OBJECTIVE —
From the records below, pull each line that has "Subjects".

DATA FOR THE TASK —

************

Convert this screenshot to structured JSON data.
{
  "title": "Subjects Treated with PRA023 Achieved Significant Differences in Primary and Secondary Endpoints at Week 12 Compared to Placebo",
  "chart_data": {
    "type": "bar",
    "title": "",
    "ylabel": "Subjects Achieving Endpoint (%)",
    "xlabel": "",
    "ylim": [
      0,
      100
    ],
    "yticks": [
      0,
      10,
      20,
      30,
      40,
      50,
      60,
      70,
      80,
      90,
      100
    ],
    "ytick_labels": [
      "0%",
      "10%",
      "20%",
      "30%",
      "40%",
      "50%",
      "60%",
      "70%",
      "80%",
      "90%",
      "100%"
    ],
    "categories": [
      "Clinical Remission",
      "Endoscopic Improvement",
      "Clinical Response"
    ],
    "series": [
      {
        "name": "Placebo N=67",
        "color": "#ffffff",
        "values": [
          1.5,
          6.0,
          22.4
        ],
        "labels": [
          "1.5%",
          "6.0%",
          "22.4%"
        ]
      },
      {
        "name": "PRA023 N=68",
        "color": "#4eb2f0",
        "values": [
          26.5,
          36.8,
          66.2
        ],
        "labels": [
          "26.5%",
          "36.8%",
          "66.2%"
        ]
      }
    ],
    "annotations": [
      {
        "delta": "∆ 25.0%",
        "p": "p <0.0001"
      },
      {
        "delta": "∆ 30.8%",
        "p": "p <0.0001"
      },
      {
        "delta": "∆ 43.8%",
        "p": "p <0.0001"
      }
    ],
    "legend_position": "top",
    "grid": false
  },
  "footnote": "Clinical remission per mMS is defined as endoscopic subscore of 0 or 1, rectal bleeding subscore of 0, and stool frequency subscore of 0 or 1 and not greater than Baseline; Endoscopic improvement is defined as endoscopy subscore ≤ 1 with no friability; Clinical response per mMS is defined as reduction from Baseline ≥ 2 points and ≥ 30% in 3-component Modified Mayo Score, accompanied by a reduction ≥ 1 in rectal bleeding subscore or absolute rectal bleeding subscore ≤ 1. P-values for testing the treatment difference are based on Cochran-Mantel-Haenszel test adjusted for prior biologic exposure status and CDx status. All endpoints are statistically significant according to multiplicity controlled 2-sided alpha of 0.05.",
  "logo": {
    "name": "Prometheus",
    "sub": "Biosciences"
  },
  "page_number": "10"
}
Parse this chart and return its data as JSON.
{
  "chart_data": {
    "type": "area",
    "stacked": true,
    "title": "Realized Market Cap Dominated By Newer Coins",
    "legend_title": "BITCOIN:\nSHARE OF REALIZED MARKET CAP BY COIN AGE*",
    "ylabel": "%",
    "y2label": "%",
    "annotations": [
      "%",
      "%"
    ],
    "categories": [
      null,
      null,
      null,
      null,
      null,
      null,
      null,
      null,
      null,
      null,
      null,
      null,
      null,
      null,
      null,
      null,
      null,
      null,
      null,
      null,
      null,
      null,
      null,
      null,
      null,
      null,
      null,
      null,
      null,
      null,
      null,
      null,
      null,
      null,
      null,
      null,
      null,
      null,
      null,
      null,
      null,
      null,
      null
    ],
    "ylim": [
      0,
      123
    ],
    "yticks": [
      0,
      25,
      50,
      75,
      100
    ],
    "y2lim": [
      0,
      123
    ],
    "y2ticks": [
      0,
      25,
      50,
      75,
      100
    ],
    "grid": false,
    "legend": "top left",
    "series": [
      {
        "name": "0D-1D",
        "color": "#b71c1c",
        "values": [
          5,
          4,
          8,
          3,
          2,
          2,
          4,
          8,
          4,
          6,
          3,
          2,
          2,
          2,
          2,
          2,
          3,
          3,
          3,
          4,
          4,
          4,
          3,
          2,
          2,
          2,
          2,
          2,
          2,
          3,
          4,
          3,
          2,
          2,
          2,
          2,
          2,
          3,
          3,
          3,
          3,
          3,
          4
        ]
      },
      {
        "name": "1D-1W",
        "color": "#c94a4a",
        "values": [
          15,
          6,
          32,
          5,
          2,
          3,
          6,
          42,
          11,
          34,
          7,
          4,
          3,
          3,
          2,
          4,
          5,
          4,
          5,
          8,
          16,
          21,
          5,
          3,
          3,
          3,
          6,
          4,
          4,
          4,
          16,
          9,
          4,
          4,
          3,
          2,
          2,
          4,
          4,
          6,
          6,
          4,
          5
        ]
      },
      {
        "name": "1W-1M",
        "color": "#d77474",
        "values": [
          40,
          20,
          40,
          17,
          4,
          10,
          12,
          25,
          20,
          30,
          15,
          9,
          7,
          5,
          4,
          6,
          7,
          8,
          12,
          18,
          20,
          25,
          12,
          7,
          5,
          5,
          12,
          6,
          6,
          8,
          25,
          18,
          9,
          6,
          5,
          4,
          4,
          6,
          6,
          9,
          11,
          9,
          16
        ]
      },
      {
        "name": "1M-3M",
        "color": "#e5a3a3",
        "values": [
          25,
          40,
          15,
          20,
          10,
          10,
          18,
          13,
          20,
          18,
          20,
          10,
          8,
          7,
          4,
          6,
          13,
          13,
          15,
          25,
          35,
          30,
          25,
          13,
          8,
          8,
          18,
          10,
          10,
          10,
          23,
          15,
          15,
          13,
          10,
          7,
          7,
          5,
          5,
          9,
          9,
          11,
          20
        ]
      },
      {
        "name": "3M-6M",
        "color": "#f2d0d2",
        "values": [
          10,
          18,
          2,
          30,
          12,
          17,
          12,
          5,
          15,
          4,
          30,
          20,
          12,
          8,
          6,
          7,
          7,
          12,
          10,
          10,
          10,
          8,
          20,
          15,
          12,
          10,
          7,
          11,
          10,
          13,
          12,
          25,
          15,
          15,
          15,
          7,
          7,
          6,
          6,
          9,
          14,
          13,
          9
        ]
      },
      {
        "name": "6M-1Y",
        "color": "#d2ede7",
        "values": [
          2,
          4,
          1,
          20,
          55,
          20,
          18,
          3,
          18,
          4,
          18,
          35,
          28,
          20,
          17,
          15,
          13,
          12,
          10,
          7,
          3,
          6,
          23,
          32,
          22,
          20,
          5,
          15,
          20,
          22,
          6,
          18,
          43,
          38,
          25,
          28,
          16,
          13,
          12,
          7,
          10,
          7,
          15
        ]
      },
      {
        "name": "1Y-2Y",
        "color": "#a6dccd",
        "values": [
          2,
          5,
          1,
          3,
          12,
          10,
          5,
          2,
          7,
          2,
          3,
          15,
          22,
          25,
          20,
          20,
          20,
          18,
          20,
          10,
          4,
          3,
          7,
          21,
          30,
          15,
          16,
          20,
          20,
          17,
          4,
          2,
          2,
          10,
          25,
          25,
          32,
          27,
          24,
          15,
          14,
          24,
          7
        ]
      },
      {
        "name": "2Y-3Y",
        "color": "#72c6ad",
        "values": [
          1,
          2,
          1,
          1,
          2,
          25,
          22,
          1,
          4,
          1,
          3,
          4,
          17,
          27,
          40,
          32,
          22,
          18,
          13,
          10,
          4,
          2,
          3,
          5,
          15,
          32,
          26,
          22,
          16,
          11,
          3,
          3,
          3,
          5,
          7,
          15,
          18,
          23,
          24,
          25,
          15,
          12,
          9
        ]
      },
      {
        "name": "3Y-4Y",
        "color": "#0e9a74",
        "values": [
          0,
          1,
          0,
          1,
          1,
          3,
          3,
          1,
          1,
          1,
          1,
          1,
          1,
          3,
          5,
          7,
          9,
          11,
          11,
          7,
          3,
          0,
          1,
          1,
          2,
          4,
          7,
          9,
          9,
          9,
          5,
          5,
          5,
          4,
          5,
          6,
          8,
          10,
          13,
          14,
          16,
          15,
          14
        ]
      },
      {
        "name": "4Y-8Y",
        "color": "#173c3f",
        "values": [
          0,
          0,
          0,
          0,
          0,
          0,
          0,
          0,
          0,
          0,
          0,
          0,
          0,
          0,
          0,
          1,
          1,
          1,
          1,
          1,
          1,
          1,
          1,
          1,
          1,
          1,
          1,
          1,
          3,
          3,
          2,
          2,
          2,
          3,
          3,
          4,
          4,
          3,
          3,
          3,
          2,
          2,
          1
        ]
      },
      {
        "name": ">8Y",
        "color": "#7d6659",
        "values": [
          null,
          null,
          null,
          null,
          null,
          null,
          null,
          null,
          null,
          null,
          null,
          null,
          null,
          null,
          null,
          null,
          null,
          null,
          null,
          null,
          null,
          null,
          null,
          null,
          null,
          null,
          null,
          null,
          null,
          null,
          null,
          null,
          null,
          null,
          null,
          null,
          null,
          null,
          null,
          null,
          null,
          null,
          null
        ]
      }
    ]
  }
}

************

TASK SOLUTION —
  "title": "Subjects Treated with PRA023 Achieved Significant Differences in Primary and Secondary Endpoints at Week 12 Compared to Placebo",
    "ylabel": "Subjects Achieving Endpoint (%)",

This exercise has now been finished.